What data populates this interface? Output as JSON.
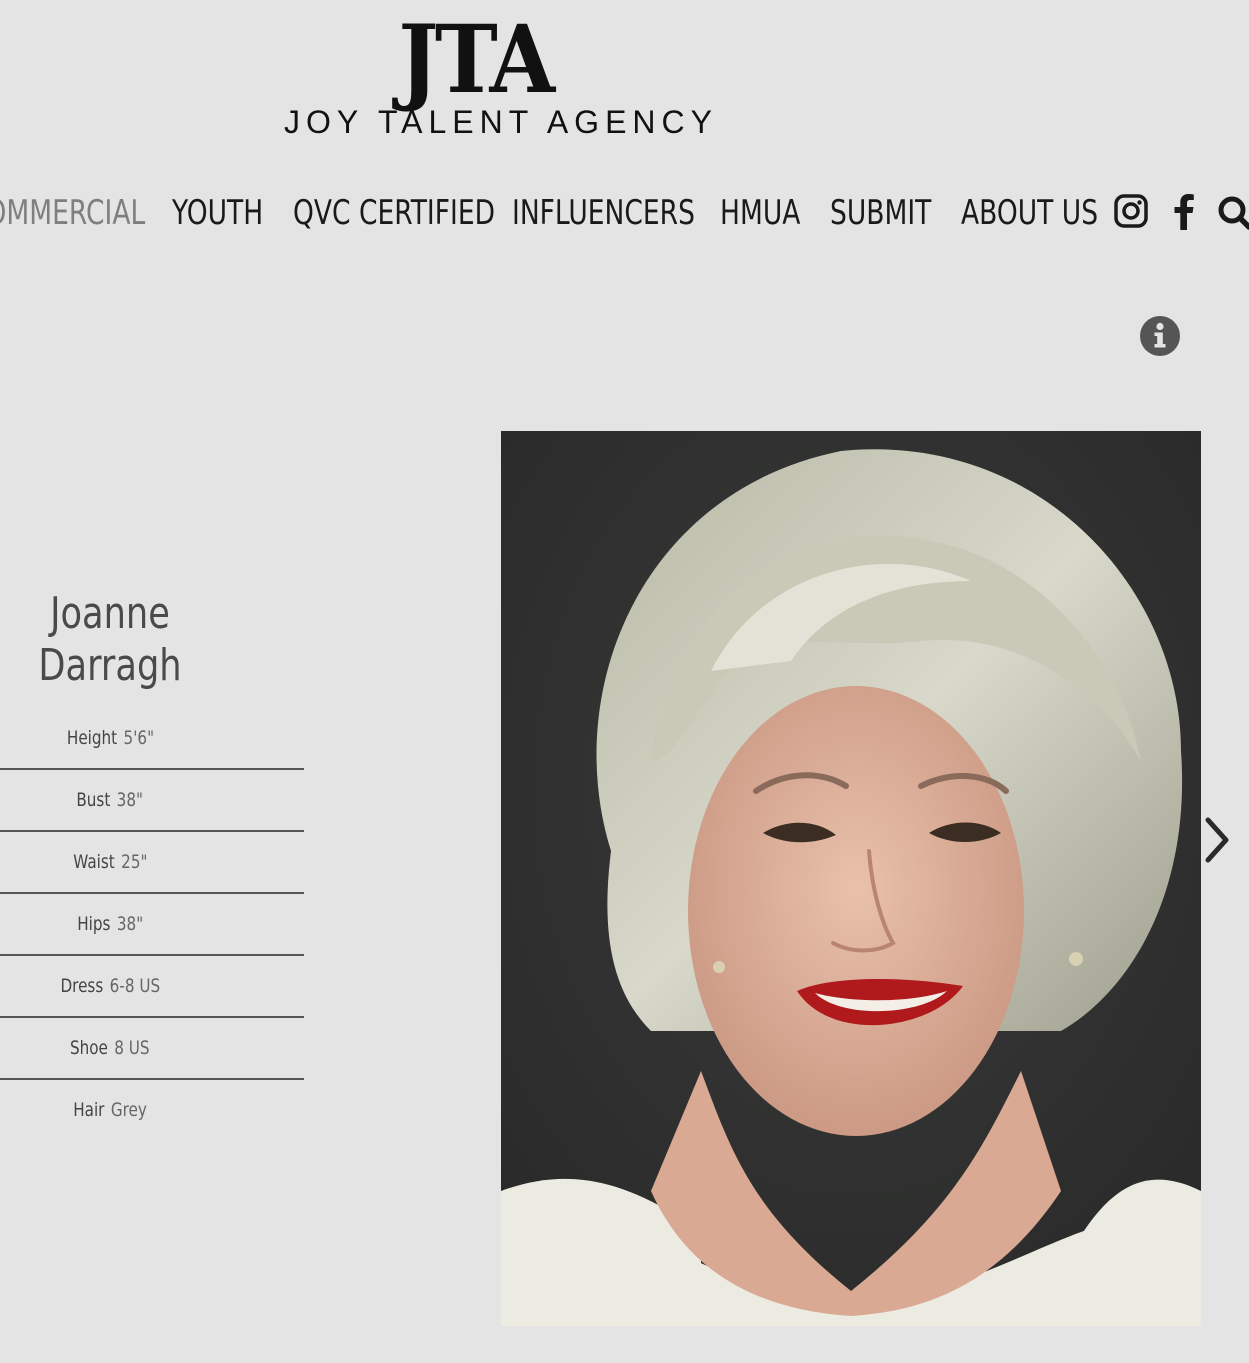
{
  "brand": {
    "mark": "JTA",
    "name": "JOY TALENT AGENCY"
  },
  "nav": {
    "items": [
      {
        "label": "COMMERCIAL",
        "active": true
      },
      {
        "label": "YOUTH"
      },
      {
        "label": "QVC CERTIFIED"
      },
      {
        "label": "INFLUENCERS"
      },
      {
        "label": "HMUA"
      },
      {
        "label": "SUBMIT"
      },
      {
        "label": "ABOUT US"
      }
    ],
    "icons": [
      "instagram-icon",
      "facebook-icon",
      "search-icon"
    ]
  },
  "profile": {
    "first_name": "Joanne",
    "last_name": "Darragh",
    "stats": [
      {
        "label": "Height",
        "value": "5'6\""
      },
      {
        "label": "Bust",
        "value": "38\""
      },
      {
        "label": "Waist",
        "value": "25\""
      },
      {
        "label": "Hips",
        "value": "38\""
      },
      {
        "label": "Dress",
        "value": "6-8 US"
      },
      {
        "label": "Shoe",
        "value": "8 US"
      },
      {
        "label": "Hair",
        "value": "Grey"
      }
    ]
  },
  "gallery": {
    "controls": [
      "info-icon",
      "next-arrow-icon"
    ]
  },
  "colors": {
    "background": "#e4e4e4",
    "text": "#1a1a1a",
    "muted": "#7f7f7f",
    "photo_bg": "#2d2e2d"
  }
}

═══

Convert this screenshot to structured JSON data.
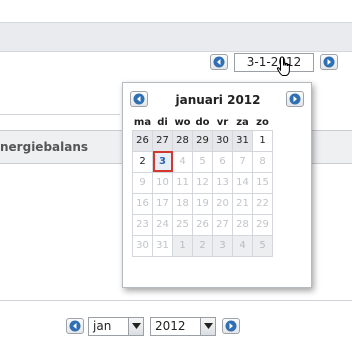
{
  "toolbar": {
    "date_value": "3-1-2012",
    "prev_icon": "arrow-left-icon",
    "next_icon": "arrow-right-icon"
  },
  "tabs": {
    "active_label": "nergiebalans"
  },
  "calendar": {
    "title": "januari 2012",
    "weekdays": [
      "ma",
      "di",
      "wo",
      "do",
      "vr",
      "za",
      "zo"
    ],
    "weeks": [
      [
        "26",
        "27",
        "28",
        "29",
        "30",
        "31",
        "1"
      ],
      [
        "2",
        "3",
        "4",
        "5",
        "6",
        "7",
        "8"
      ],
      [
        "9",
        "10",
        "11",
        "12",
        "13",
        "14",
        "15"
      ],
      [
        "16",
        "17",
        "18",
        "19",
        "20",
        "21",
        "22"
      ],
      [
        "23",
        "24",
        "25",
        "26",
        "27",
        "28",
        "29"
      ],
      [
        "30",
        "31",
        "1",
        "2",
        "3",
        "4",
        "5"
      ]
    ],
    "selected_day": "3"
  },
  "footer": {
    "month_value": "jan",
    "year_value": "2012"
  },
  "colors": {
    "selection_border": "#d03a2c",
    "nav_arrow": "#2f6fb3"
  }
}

═══

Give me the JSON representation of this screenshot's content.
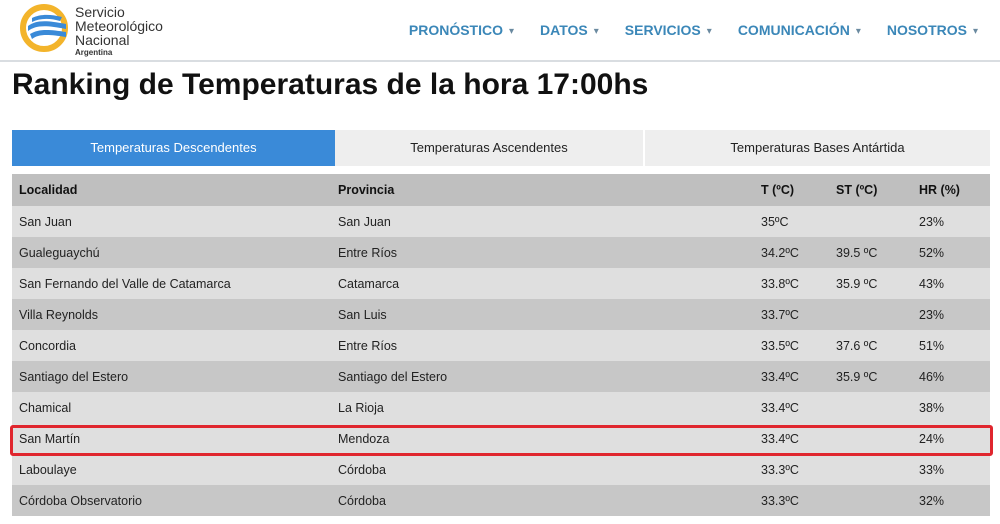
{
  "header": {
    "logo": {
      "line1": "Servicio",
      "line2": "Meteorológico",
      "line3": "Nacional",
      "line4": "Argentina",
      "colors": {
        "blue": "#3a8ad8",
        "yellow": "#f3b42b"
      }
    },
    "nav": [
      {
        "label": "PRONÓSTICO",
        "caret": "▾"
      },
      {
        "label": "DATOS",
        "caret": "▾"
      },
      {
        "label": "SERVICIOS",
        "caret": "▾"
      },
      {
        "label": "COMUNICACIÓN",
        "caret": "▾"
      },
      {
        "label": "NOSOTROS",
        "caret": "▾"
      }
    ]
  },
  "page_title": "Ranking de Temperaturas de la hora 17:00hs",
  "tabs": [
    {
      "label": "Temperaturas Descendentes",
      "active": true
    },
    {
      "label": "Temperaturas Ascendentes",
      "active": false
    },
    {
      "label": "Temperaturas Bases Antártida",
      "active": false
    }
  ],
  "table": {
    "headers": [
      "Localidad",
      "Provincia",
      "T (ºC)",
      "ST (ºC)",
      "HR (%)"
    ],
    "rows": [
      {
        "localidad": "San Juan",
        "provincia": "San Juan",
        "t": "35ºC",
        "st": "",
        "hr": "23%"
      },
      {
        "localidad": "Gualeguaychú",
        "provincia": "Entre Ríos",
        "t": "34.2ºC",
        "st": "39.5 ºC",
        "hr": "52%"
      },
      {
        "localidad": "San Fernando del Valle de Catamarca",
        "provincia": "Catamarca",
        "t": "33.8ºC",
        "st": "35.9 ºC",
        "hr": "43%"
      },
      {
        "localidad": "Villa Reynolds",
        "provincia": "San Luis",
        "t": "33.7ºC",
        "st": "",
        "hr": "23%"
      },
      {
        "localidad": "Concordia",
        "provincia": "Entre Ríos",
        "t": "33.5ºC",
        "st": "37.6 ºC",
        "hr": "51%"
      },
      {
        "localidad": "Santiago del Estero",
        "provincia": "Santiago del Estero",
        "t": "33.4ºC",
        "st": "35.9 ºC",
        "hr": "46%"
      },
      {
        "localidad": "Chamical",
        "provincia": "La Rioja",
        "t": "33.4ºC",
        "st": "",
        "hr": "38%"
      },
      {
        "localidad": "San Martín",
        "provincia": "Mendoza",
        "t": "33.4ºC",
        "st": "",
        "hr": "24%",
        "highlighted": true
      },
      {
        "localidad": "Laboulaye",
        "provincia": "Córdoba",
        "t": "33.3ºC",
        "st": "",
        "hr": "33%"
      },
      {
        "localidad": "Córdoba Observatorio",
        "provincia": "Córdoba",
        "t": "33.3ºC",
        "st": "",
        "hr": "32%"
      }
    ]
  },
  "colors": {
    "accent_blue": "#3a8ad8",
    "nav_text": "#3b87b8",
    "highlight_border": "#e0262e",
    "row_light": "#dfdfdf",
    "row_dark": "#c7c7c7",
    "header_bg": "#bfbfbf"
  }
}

═══

[What you should do]:
Identify all lines in the records above with the word "Juan".

[Final result]:
        "localidad": "San Juan",
        "provincia": "San Juan",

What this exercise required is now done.